● **Written request**
Return all of the data exactly as given.

(Collection entries)
● ● ● ● ●

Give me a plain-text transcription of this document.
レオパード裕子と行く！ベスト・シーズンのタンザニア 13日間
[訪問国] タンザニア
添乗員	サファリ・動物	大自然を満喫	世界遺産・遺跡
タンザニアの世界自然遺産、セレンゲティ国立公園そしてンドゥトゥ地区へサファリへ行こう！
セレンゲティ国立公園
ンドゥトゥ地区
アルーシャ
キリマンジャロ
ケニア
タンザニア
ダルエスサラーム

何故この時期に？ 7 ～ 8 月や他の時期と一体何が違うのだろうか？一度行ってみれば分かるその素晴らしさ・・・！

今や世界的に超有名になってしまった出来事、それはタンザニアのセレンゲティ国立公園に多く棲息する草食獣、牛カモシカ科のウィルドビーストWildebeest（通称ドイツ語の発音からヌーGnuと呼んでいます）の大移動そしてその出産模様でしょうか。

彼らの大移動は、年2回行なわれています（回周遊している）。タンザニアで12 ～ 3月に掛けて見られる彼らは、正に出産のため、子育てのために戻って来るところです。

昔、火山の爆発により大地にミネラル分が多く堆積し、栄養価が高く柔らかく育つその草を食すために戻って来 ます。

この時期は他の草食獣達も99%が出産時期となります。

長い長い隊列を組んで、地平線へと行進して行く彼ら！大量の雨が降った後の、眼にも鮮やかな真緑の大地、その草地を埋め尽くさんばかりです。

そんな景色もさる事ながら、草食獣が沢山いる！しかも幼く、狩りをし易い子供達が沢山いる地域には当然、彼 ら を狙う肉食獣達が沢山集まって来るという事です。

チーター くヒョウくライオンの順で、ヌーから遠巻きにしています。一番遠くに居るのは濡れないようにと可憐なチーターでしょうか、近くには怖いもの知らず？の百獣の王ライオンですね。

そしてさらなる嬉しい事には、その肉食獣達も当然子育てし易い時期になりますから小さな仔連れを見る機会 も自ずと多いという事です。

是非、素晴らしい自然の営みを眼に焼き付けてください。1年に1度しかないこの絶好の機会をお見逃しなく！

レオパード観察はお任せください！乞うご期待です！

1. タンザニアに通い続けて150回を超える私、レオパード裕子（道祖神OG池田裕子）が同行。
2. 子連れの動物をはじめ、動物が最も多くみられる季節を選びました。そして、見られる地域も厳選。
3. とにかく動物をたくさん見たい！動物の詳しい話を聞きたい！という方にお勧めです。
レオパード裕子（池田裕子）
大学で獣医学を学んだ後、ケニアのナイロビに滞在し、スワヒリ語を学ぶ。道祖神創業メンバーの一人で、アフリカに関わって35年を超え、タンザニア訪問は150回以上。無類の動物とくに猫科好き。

● ● ● ● ●

● **Answer to the exercise**
Give me a plain-text transcription of this document.
レオパード裕子と行く！ベスト・シーズンのタンザニア 13日間
[訪問国] タンザニア
添乗員	サファリ・動物	大自然を満喫	世界遺産・遺跡
タンザニアの世界自然遺産、セレンゲティ国立公園そしてンドゥトゥ地区へサファリへ行こう！
セレンゲティ国立公園
ンドゥトゥ地区
アルーシャ
キリマンジャロ
ケニア
タンザニア
ダルエスサラーム

何故この時期に？ 7 ～ 8 月や他の時期と一体何が違うのだろうか？一度行ってみれば分かるその素晴らしさ・・・！

今や世界的に超有名になってしまった出来事、それはタンザニアのセレンゲティ国立公園に多く棲息する草食獣、牛カモシカ科のウィルドビーストWildebeest（通称ドイツ語の発音からヌーGnuと呼んでいます）の大移動そしてその出産模様でしょうか。

彼らの大移動は、年2回行なわれています（回周遊している）。タンザニアで12 ～ 3月に掛けて見られる彼らは、正に出産のため、子育てのために戻って来るところです。

昔、火山の爆発により大地にミネラル分が多く堆積し、栄養価が高く柔らかく育つその草を食すために戻って来 ます。

この時期は他の草食獣達も99%が出産時期となります。

長い長い隊列を組んで、地平線へと行進して行く彼ら！大量の雨が降った後の、眼にも鮮やかな真緑の大地、その草地を埋め尽くさんばかりです。

そんな景色もさる事ながら、草食獣が沢山いる！しかも幼く、狩りをし易い子供達が沢山いる地域には当然、彼 ら を狙う肉食獣達が沢山集まって来るという事です。

チーター くヒョウくライオンの順で、ヌーから遠巻きにしています。一番遠くに居るのは濡れないようにと可憐なチーターでしょうか、近くには怖いもの知らず？の百獣の王ライオンですね。

そしてさらなる嬉しい事には、その肉食獣達も当然子育てし易い時期になりますから小さな仔連れを見る機会 も自ずと多いという事です。

是非、素晴らしい自然の営みを眼に焼き付けてください。1年に1度しかないこの絶好の機会をお見逃しなく！

レオパード観察はお任せください！乞うご期待です！

1. タンザニアに通い続けて150回を超える私、レオパード裕子（道祖神OG池田裕子）が同行。
2. 子連れの動物をはじめ、動物が最も多くみられる季節を選びました。そして、見られる地域も厳選。
3. とにかく動物をたくさん見たい！動物の詳しい話を聞きたい！という方にお勧めです。
レオパード裕子（池田裕子）
大学で獣医学を学んだ後、ケニアのナイロビに滞在し、スワヒリ語を学ぶ。道祖神創業メンバーの一人で、アフリカに関わって35年を超え、タンザニア訪問は150回以上。無類の動物とくに猫科好き。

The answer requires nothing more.